Excerpts from a dataset:
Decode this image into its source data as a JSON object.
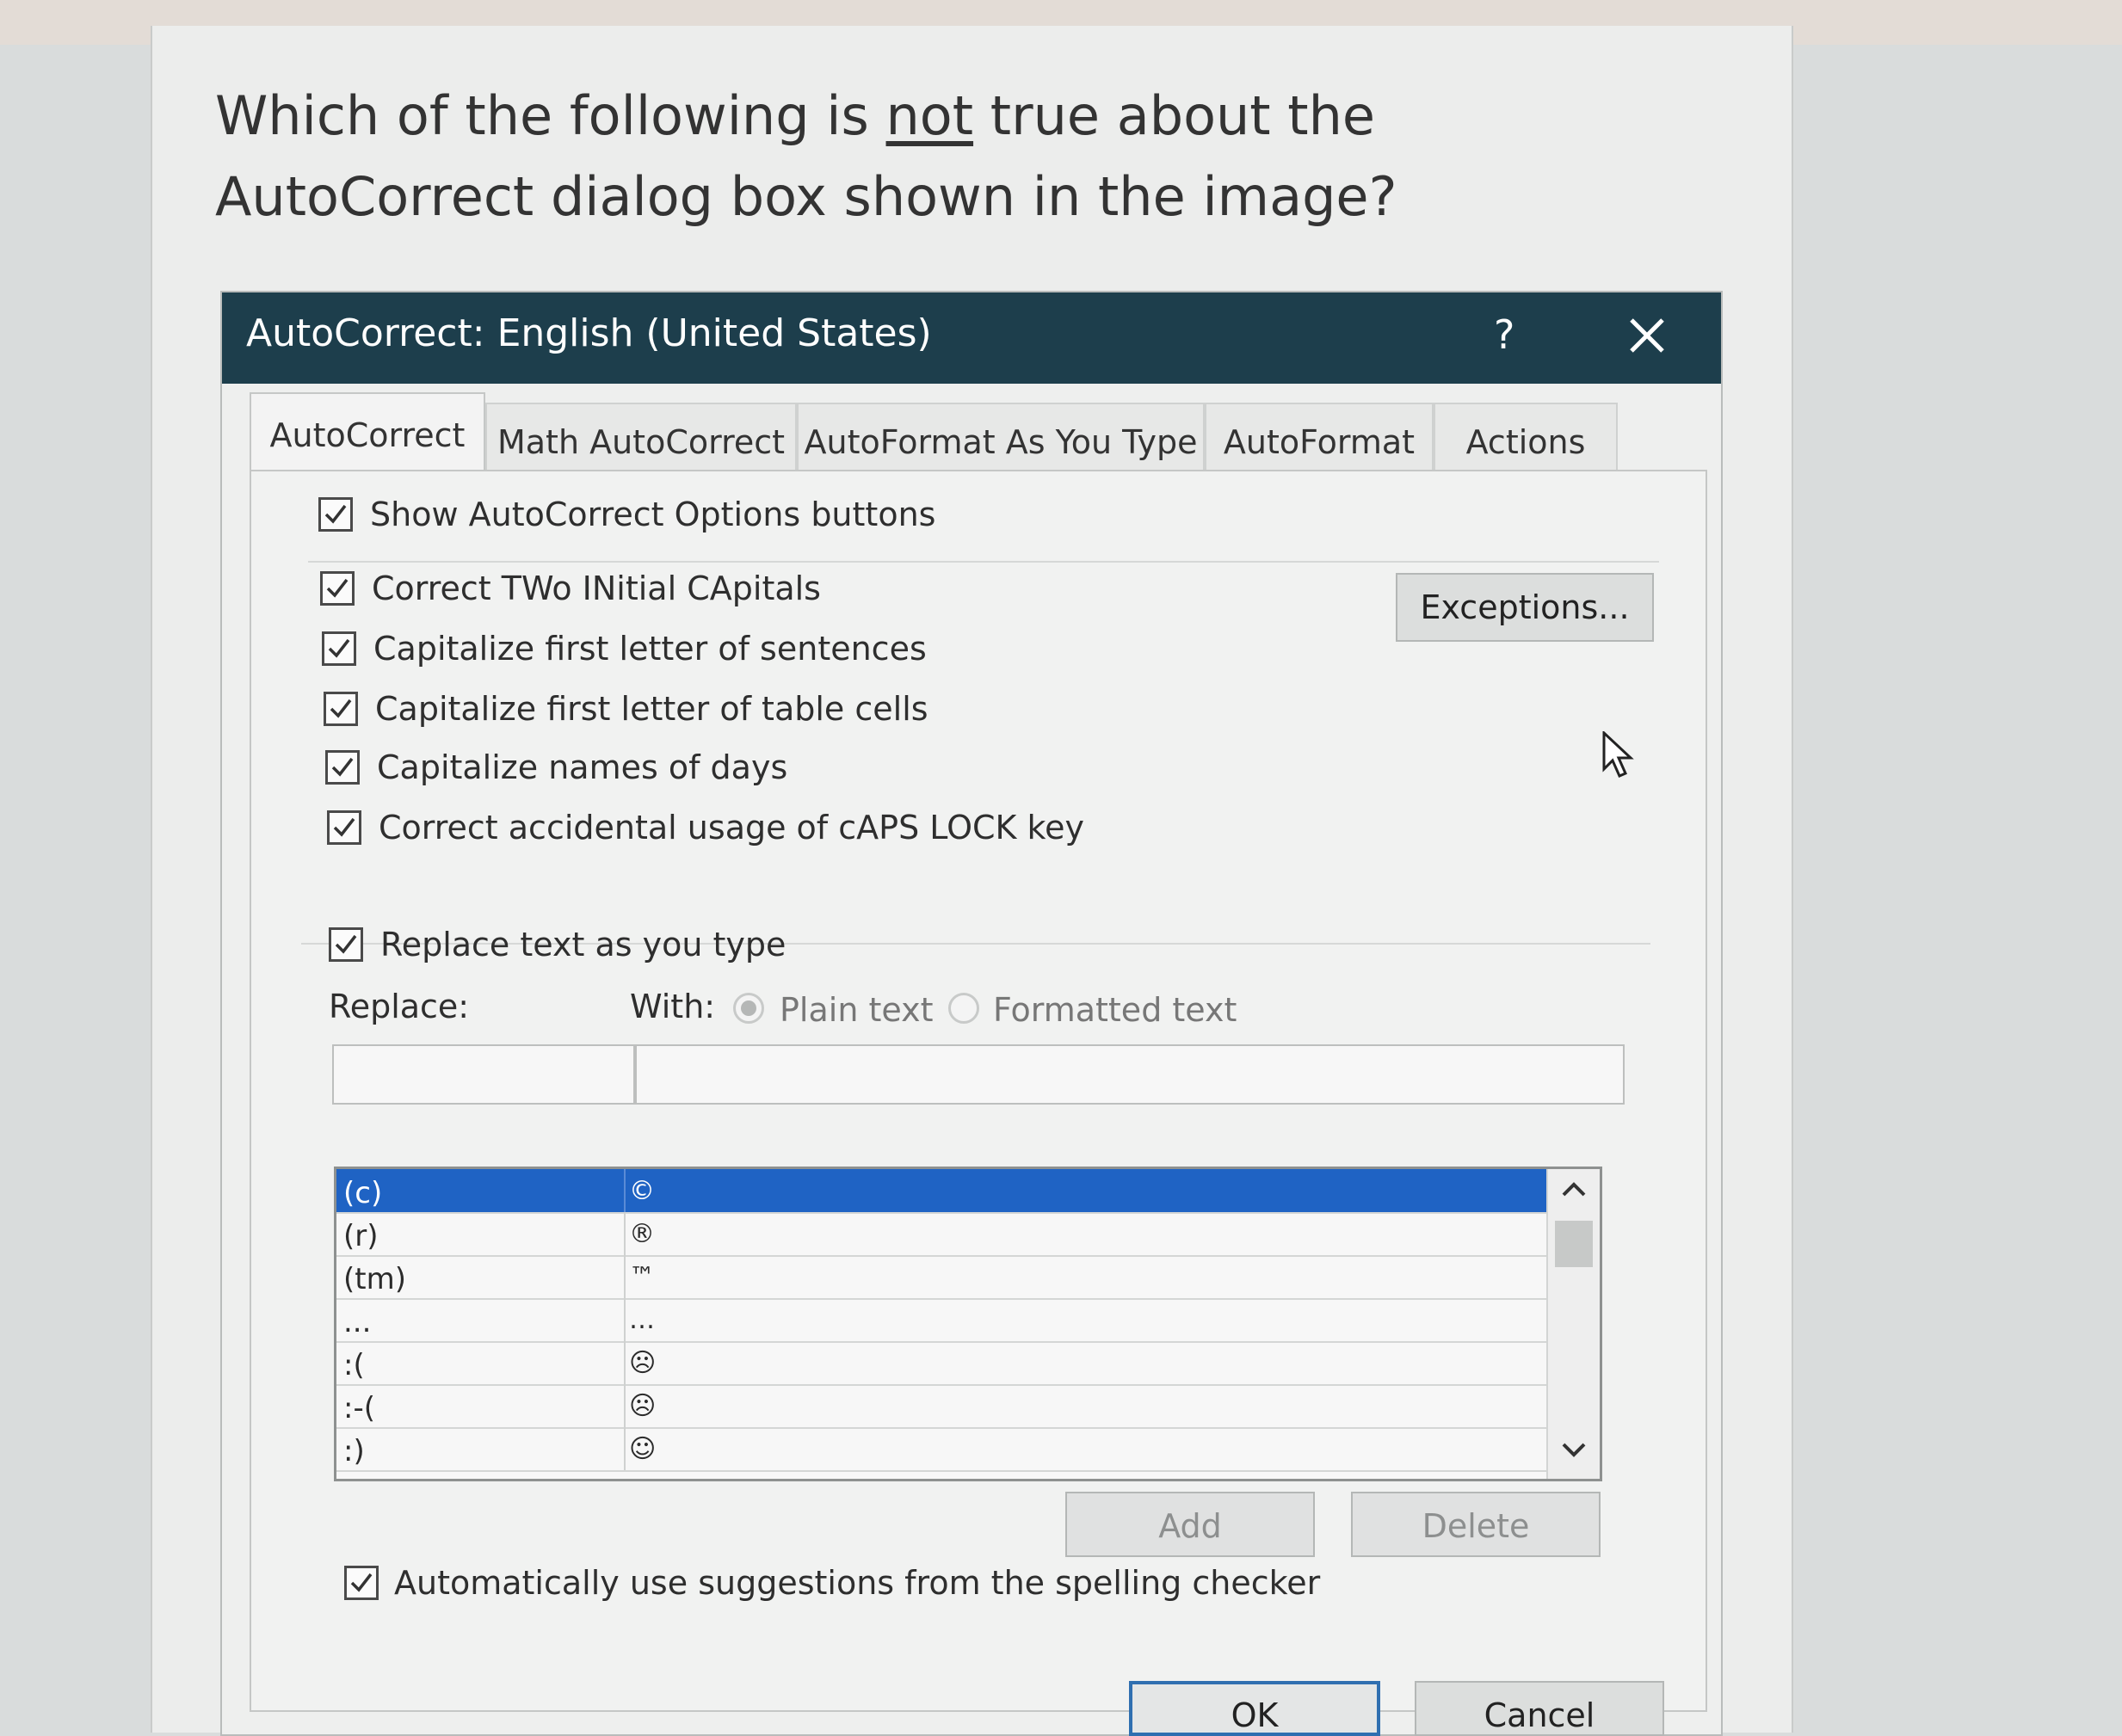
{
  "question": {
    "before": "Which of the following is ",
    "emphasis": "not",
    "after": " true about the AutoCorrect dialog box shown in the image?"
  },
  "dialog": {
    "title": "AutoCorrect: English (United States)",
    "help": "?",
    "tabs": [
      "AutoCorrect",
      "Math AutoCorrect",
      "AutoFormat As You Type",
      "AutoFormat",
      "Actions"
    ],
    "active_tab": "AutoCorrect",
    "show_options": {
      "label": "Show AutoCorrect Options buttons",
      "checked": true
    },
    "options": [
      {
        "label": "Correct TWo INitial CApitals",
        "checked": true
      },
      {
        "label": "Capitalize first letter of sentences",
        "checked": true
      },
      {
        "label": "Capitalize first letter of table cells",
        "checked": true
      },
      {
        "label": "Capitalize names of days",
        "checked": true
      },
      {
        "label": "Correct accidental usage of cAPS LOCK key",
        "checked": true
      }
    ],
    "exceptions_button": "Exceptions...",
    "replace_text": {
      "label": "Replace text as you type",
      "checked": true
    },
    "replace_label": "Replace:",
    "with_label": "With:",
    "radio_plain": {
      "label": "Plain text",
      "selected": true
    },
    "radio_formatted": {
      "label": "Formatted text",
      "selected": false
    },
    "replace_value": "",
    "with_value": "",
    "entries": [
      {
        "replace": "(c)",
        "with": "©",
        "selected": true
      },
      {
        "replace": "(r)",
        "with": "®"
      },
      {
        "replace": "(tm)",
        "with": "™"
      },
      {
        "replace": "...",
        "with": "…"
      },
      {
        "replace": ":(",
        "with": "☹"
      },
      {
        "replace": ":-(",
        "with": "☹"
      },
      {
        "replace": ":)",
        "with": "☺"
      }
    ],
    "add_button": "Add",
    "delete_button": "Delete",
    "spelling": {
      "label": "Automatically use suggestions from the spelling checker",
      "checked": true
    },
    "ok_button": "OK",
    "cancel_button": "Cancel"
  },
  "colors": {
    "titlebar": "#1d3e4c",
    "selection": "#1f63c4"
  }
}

--

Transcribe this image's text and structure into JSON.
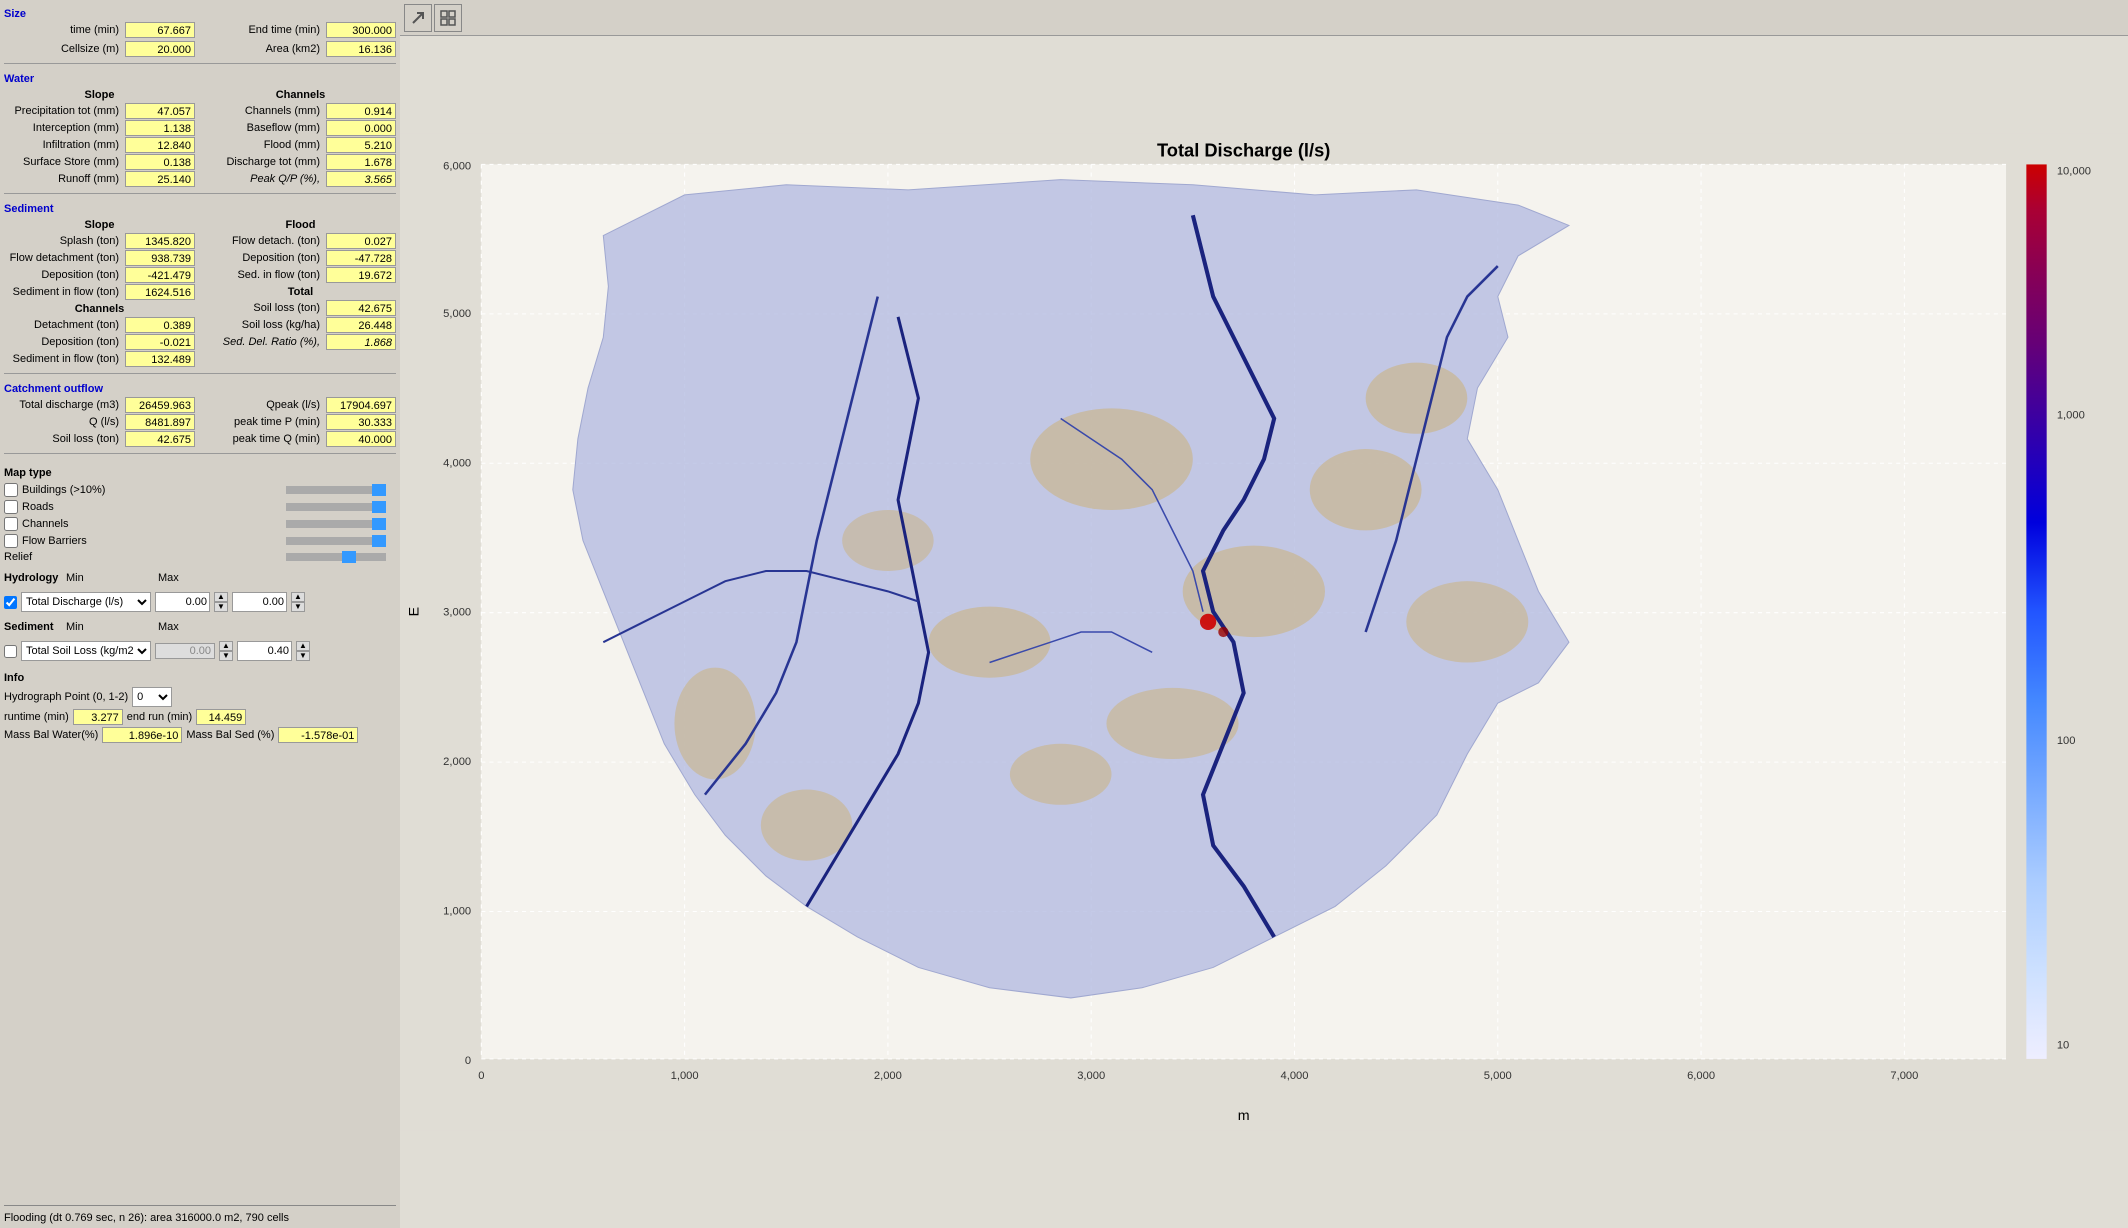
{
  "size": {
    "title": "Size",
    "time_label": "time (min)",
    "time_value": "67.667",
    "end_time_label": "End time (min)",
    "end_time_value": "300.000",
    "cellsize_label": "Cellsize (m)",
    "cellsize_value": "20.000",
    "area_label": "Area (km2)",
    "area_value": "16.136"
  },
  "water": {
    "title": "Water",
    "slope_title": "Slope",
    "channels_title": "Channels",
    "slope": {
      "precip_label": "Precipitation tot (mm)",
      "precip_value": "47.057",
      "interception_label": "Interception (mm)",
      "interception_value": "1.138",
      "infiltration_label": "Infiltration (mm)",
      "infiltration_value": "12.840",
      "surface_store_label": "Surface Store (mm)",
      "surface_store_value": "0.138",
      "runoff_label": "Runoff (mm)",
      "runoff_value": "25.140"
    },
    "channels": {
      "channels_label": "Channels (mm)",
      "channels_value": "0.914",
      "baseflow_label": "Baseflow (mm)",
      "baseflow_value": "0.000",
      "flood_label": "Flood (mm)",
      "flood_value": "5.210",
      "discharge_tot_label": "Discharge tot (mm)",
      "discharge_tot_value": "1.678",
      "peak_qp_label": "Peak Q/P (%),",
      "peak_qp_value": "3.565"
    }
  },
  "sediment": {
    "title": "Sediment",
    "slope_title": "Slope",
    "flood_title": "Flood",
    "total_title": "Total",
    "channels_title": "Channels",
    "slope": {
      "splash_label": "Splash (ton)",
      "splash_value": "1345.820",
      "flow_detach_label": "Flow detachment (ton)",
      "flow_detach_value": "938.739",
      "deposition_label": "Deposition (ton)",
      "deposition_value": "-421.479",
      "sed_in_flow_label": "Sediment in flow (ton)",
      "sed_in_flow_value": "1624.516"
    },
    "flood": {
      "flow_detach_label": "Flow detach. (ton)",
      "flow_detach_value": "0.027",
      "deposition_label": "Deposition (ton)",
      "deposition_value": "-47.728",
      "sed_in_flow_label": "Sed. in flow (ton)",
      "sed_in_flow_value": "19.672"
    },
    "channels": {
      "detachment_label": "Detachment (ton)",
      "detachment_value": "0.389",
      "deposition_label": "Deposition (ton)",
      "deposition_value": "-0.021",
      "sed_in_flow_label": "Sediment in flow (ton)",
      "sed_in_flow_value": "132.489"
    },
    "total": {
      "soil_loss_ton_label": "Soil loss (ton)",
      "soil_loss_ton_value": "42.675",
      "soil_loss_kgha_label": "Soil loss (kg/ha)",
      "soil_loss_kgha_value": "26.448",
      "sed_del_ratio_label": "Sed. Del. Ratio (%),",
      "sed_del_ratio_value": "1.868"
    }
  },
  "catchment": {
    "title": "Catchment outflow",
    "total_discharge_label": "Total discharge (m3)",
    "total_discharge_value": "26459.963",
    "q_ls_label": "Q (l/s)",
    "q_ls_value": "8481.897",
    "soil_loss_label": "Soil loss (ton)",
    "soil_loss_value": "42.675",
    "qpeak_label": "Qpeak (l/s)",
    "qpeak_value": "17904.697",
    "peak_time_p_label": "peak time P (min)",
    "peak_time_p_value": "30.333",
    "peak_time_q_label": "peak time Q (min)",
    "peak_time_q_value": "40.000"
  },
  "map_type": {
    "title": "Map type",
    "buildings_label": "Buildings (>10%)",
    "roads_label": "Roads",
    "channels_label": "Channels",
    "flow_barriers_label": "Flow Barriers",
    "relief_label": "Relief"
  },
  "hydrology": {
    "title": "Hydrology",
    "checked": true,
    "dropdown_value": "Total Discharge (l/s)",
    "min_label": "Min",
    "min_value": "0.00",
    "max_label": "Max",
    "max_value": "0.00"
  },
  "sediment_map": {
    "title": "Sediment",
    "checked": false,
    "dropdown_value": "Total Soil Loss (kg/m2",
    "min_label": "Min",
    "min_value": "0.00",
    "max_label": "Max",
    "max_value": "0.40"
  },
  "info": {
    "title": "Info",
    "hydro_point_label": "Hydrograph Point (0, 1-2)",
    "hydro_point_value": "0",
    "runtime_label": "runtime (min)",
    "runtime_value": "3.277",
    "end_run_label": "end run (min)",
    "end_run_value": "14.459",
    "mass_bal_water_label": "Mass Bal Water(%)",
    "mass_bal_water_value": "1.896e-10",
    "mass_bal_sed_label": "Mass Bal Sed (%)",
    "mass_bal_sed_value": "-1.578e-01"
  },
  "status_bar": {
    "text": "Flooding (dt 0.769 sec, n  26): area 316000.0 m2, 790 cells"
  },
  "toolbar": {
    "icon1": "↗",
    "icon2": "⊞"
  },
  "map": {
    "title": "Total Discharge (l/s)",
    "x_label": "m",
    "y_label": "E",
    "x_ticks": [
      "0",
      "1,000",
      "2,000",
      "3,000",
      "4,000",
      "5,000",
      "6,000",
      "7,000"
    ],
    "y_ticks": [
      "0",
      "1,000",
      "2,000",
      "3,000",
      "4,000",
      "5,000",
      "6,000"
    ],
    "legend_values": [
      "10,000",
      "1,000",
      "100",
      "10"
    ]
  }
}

**Action item:**
Wherever the string "JSON" is found in the entries, copy the line it sits in.

**Exercise result:**
Decode this image into its source data as a JSON object.
Transcribe this image's text and structure into JSON.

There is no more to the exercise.